■ AIM OF THE TASK: Give back the full listing, character for character, with no pictures.

───── INFORMATION GIVEN ─────

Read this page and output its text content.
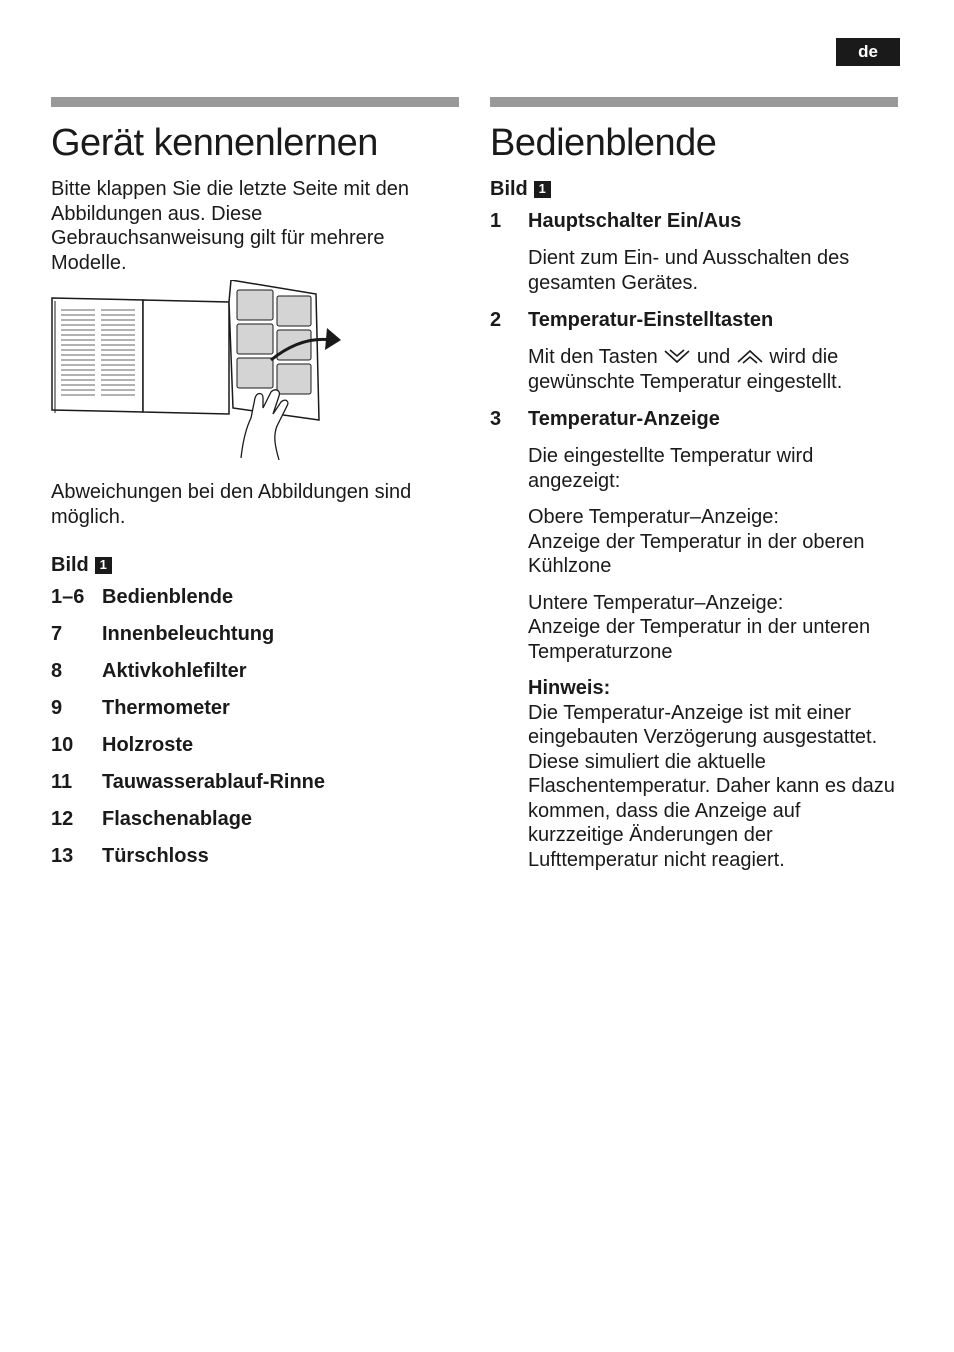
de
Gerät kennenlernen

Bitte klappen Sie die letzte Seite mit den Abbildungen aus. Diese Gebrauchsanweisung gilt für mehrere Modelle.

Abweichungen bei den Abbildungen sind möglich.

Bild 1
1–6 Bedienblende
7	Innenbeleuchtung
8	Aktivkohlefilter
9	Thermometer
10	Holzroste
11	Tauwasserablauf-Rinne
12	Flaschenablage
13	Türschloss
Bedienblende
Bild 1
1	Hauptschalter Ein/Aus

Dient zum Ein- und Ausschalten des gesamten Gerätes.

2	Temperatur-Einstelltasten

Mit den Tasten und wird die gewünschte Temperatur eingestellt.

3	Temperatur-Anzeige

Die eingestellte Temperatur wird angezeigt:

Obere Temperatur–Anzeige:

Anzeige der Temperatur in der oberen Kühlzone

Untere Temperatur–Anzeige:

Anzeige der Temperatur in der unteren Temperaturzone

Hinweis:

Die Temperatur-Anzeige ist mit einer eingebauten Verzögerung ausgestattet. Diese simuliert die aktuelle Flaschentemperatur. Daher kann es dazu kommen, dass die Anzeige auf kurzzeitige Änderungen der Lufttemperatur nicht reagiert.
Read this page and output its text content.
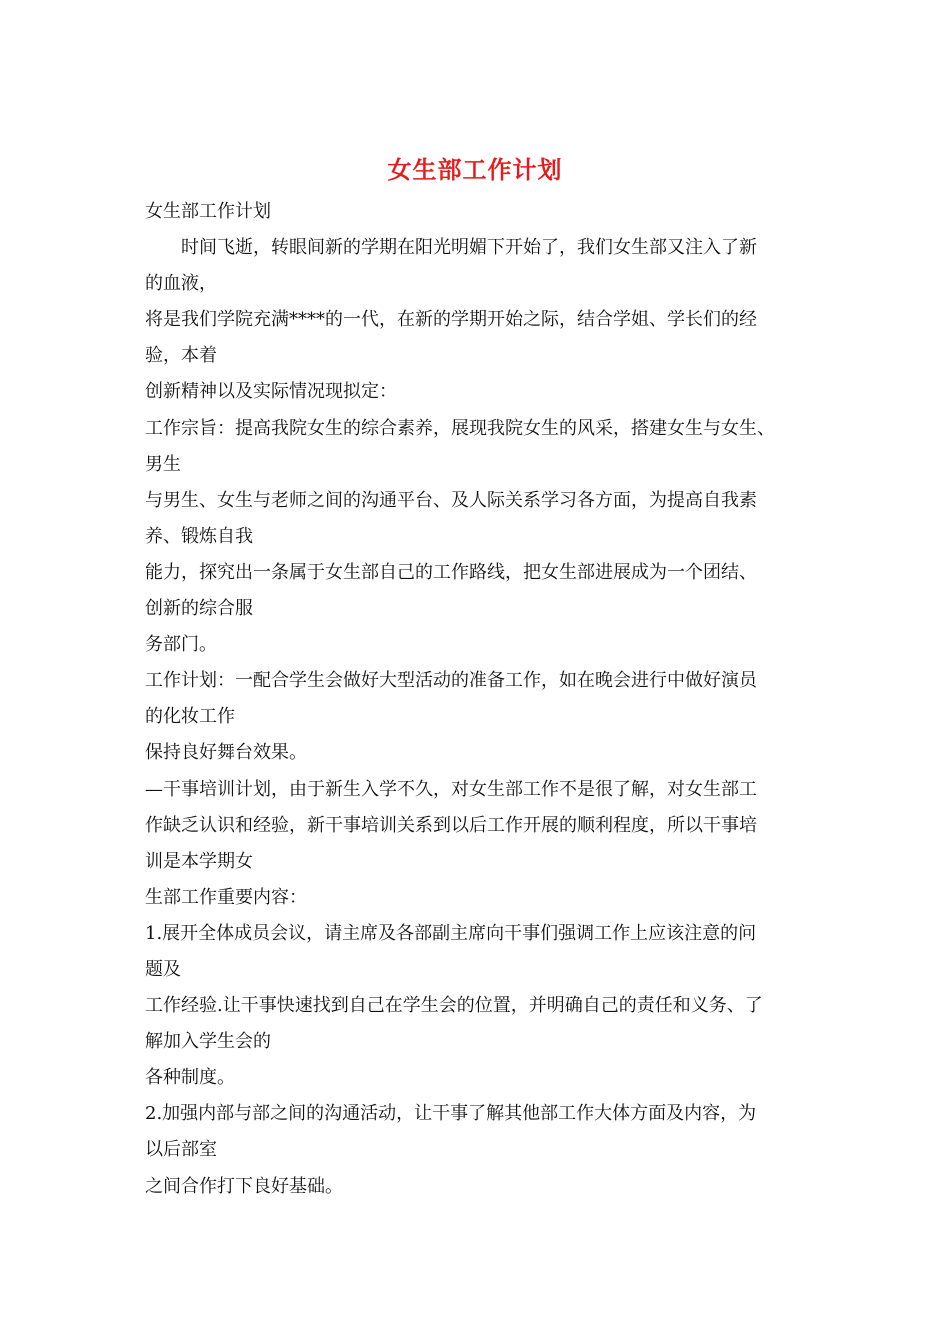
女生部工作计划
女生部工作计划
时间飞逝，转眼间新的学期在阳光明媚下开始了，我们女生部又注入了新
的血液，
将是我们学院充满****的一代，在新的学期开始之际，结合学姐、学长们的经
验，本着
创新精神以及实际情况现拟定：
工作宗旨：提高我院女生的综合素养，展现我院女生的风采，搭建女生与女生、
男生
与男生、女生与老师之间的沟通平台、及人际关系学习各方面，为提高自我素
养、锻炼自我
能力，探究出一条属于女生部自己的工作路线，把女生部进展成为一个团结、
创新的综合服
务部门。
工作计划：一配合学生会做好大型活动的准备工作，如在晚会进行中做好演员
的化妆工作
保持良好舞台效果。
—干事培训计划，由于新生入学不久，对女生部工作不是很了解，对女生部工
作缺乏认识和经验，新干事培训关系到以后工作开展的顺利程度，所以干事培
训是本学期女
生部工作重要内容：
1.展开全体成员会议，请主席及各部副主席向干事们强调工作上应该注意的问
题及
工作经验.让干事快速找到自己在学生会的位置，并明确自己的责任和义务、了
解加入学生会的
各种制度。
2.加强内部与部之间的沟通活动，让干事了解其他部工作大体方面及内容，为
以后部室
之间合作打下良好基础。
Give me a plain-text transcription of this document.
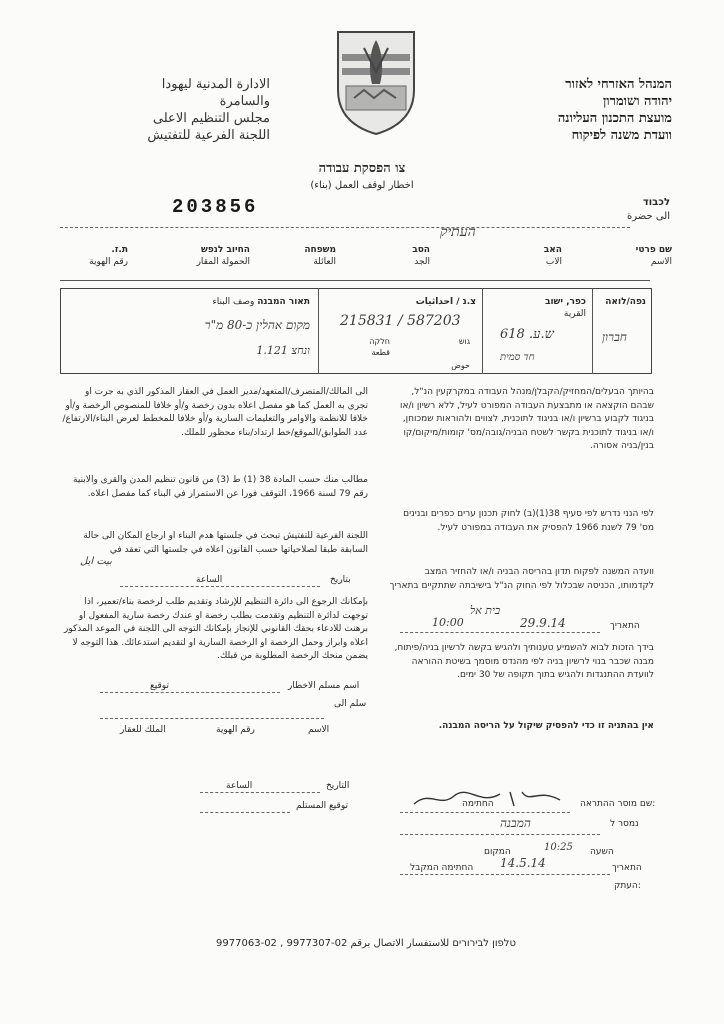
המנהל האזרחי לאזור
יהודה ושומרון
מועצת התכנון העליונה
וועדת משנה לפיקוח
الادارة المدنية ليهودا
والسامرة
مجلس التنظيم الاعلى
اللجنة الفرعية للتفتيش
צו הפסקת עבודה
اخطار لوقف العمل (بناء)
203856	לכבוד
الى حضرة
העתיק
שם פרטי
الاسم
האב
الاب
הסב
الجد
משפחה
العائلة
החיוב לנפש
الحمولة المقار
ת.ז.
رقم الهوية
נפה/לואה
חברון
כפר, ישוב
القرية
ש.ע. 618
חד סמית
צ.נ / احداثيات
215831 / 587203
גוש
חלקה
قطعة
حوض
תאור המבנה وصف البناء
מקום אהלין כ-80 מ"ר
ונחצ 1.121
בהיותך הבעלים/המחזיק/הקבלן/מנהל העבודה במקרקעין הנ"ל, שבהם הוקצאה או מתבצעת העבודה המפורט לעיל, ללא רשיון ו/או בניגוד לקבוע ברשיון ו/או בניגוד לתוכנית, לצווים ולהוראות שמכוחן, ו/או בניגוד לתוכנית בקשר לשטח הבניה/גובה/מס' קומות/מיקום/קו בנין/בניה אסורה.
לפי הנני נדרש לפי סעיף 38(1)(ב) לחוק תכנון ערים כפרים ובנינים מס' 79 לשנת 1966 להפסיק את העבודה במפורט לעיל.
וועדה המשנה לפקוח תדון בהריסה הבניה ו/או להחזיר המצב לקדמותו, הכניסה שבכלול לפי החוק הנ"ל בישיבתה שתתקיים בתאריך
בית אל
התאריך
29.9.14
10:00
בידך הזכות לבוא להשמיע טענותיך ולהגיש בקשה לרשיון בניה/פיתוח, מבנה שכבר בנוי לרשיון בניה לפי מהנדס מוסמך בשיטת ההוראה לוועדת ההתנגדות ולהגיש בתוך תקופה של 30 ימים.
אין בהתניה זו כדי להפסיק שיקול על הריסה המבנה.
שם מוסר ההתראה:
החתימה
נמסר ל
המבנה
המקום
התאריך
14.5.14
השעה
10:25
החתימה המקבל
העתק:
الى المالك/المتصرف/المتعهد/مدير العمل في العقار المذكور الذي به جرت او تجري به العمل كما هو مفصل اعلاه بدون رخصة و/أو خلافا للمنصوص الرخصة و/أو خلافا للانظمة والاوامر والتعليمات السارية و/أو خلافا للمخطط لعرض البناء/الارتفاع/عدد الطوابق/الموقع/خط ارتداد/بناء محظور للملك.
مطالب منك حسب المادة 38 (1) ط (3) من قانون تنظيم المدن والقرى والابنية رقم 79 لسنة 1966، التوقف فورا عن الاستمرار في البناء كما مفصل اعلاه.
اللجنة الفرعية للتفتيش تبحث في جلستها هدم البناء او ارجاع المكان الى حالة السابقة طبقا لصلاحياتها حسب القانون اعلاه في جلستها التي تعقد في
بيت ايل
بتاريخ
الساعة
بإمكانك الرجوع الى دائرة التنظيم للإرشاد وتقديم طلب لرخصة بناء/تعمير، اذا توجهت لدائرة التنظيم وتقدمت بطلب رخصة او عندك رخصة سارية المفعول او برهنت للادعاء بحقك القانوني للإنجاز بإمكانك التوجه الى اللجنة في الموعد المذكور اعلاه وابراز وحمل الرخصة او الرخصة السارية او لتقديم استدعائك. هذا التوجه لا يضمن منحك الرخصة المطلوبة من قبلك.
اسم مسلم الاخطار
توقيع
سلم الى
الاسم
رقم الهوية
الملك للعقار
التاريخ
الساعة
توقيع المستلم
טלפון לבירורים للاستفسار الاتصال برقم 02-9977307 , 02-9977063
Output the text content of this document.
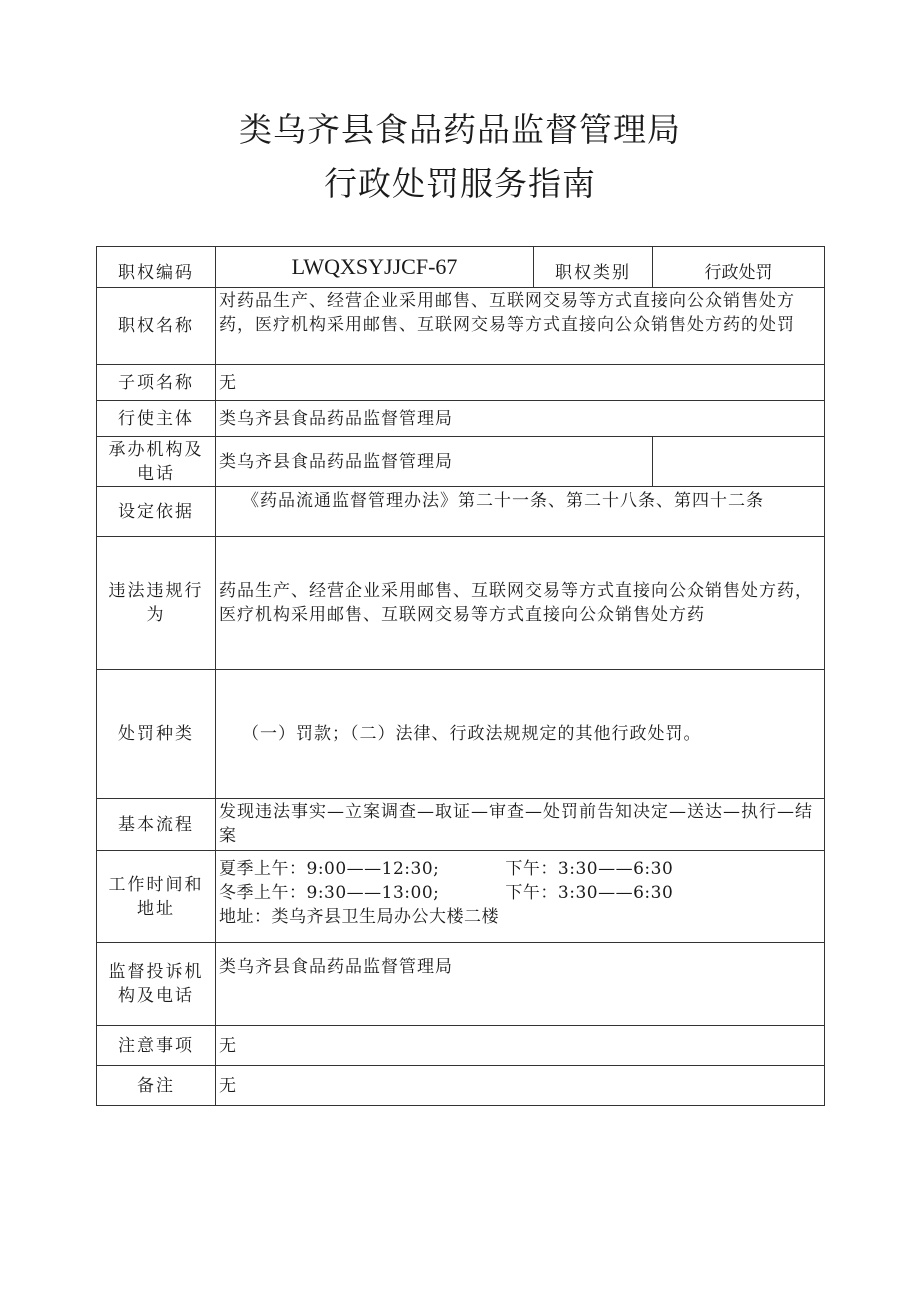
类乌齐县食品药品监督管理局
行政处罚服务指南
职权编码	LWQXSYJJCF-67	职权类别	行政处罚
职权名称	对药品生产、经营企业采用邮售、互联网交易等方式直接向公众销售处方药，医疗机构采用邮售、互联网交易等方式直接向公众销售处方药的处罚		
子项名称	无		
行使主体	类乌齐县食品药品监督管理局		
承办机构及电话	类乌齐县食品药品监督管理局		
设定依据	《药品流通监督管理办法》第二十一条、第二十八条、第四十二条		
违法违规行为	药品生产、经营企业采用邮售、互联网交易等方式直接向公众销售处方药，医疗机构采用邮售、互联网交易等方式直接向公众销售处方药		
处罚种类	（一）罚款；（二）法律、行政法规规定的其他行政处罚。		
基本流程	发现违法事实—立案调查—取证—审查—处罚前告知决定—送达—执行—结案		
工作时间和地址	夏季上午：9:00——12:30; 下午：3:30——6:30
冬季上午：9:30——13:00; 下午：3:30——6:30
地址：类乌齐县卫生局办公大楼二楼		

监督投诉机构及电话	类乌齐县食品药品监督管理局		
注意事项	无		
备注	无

─────

■ SOLUTION FOR THIS PROBLEM:
Read this page and output its text content.
de
Gerät kennenlernen

Bitte klappen Sie die letzte Seite mit den Abbildungen aus. Diese Gebrauchsanweisung gilt für mehrere Modelle.

Abweichungen bei den Abbildungen sind möglich.

Bild 1
1–6 Bedienblende
7	Innenbeleuchtung
8	Aktivkohlefilter
9	Thermometer
10	Holzroste
11	Tauwasserablauf-Rinne
12	Flaschenablage
13	Türschloss
Bedienblende
Bild 1
1	Hauptschalter Ein/Aus

Dient zum Ein- und Ausschalten des gesamten Gerätes.

2	Temperatur-Einstelltasten

Mit den Tasten und wird die gewünschte Temperatur eingestellt.

3	Temperatur-Anzeige

Die eingestellte Temperatur wird angezeigt:

Obere Temperatur–Anzeige:

Anzeige der Temperatur in der oberen Kühlzone

Untere Temperatur–Anzeige:

Anzeige der Temperatur in der unteren Temperaturzone

Hinweis:

Die Temperatur-Anzeige ist mit einer eingebauten Verzögerung ausgestattet. Diese simuliert die aktuelle Flaschentemperatur. Daher kann es dazu kommen, dass die Anzeige auf kurzzeitige Änderungen der Lufttemperatur nicht reagiert.
Read this page and output its text content.
女生部工作计划
女生部工作计划
时间飞逝，转眼间新的学期在阳光明媚下开始了，我们女生部又注入了新
的血液，
将是我们学院充满****的一代，在新的学期开始之际，结合学姐、学长们的经
验，本着
创新精神以及实际情况现拟定：
工作宗旨：提高我院女生的综合素养，展现我院女生的风采，搭建女生与女生、
男生
与男生、女生与老师之间的沟通平台、及人际关系学习各方面，为提高自我素
养、锻炼自我
能力，探究出一条属于女生部自己的工作路线，把女生部进展成为一个团结、
创新的综合服
务部门。
工作计划：一配合学生会做好大型活动的准备工作，如在晚会进行中做好演员
的化妆工作
保持良好舞台效果。
—干事培训计划，由于新生入学不久，对女生部工作不是很了解，对女生部工
作缺乏认识和经验，新干事培训关系到以后工作开展的顺利程度，所以干事培
训是本学期女
生部工作重要内容：
1.展开全体成员会议，请主席及各部副主席向干事们强调工作上应该注意的问
题及
工作经验.让干事快速找到自己在学生会的位置，并明确自己的责任和义务、了
解加入学生会的
各种制度。
2.加强内部与部之间的沟通活动，让干事了解其他部工作大体方面及内容，为
以后部室
之间合作打下良好基础。
Give me a plain-text transcription of this document.
המנהל האזרחי לאזור
יהודה ושומרון
מועצת התכנון העליונה
וועדת משנה לפיקוח
الادارة المدنية ليهودا
والسامرة
مجلس التنظيم الاعلى
اللجنة الفرعية للتفتيش
צו הפסקת עבודה
اخطار لوقف العمل (بناء)
203856	לכבוד
الى حضرة
העתיק
שם פרטי
الاسم
האב
الاب
הסב
الجد
משפחה
العائلة
החיוב לנפש
الحمولة المقار
ת.ז.
رقم الهوية
נפה/לואה
חברון
כפר, ישוב
القرية
ש.ע. 618
חד סמית
צ.נ / احداثيات
215831 / 587203
גוש
חלקה
قطعة
حوض
תאור המבנה وصف البناء
מקום אהלין כ-80 מ"ר
ונחצ 1.121
בהיותך הבעלים/המחזיק/הקבלן/מנהל העבודה במקרקעין הנ"ל, שבהם הוקצאה או מתבצעת העבודה המפורט לעיל, ללא רשיון ו/או בניגוד לקבוע ברשיון ו/או בניגוד לתוכנית, לצווים ולהוראות שמכוחן, ו/או בניגוד לתוכנית בקשר לשטח הבניה/גובה/מס' קומות/מיקום/קו בנין/בניה אסורה.
לפי הנני נדרש לפי סעיף 38(1)(ב) לחוק תכנון ערים כפרים ובנינים מס' 79 לשנת 1966 להפסיק את העבודה במפורט לעיל.
וועדה המשנה לפקוח תדון בהריסה הבניה ו/או להחזיר המצב לקדמותו, הכניסה שבכלול לפי החוק הנ"ל בישיבתה שתתקיים בתאריך
בית אל
התאריך
29.9.14
10:00
בידך הזכות לבוא להשמיע טענותיך ולהגיש בקשה לרשיון בניה/פיתוח, מבנה שכבר בנוי לרשיון בניה לפי מהנדס מוסמך בשיטת ההוראה לוועדת ההתנגדות ולהגיש בתוך תקופה של 30 ימים.
אין בהתניה זו כדי להפסיק שיקול על הריסה המבנה.
שם מוסר ההתראה:
החתימה
נמסר ל
המבנה
המקום
התאריך
14.5.14
השעה
10:25
החתימה המקבל
העתק:
الى المالك/المتصرف/المتعهد/مدير العمل في العقار المذكور الذي به جرت او تجري به العمل كما هو مفصل اعلاه بدون رخصة و/أو خلافا للمنصوص الرخصة و/أو خلافا للانظمة والاوامر والتعليمات السارية و/أو خلافا للمخطط لعرض البناء/الارتفاع/عدد الطوابق/الموقع/خط ارتداد/بناء محظور للملك.
مطالب منك حسب المادة 38 (1) ط (3) من قانون تنظيم المدن والقرى والابنية رقم 79 لسنة 1966، التوقف فورا عن الاستمرار في البناء كما مفصل اعلاه.
اللجنة الفرعية للتفتيش تبحث في جلستها هدم البناء او ارجاع المكان الى حالة السابقة طبقا لصلاحياتها حسب القانون اعلاه في جلستها التي تعقد في
بيت ايل
بتاريخ
الساعة
بإمكانك الرجوع الى دائرة التنظيم للإرشاد وتقديم طلب لرخصة بناء/تعمير، اذا توجهت لدائرة التنظيم وتقدمت بطلب رخصة او عندك رخصة سارية المفعول او برهنت للادعاء بحقك القانوني للإنجاز بإمكانك التوجه الى اللجنة في الموعد المذكور اعلاه وابراز وحمل الرخصة او الرخصة السارية او لتقديم استدعائك. هذا التوجه لا يضمن منحك الرخصة المطلوبة من قبلك.
اسم مسلم الاخطار
توقيع
سلم الى
الاسم
رقم الهوية
الملك للعقار
التاريخ
الساعة
توقيع المستلم
טלפון לבירורים للاستفسار الاتصال برقم 02-9977307 , 02-9977063
Output the text content of this document.
类乌齐县食品药品监督管理局
行政处罚服务指南
职权编码	LWQXSYJJCF-67	职权类别	行政处罚
职权名称	对药品生产、经营企业采用邮售、互联网交易等方式直接向公众销售处方药，医疗机构采用邮售、互联网交易等方式直接向公众销售处方药的处罚		
子项名称	无		
行使主体	类乌齐县食品药品监督管理局		
承办机构及电话	类乌齐县食品药品监督管理局		
设定依据	《药品流通监督管理办法》第二十一条、第二十八条、第四十二条		
违法违规行为	药品生产、经营企业采用邮售、互联网交易等方式直接向公众销售处方药，医疗机构采用邮售、互联网交易等方式直接向公众销售处方药		
处罚种类	（一）罚款；（二）法律、行政法规规定的其他行政处罚。		
基本流程	发现违法事实—立案调查—取证—审查—处罚前告知决定—送达—执行—结案		
工作时间和地址	夏季上午：9:00——12:30; 下午：3:30——6:30
冬季上午：9:30——13:00; 下午：3:30——6:30
地址：类乌齐县卫生局办公大楼二楼		

监督投诉机构及电话	类乌齐县食品药品监督管理局		
注意事项	无		
备注	无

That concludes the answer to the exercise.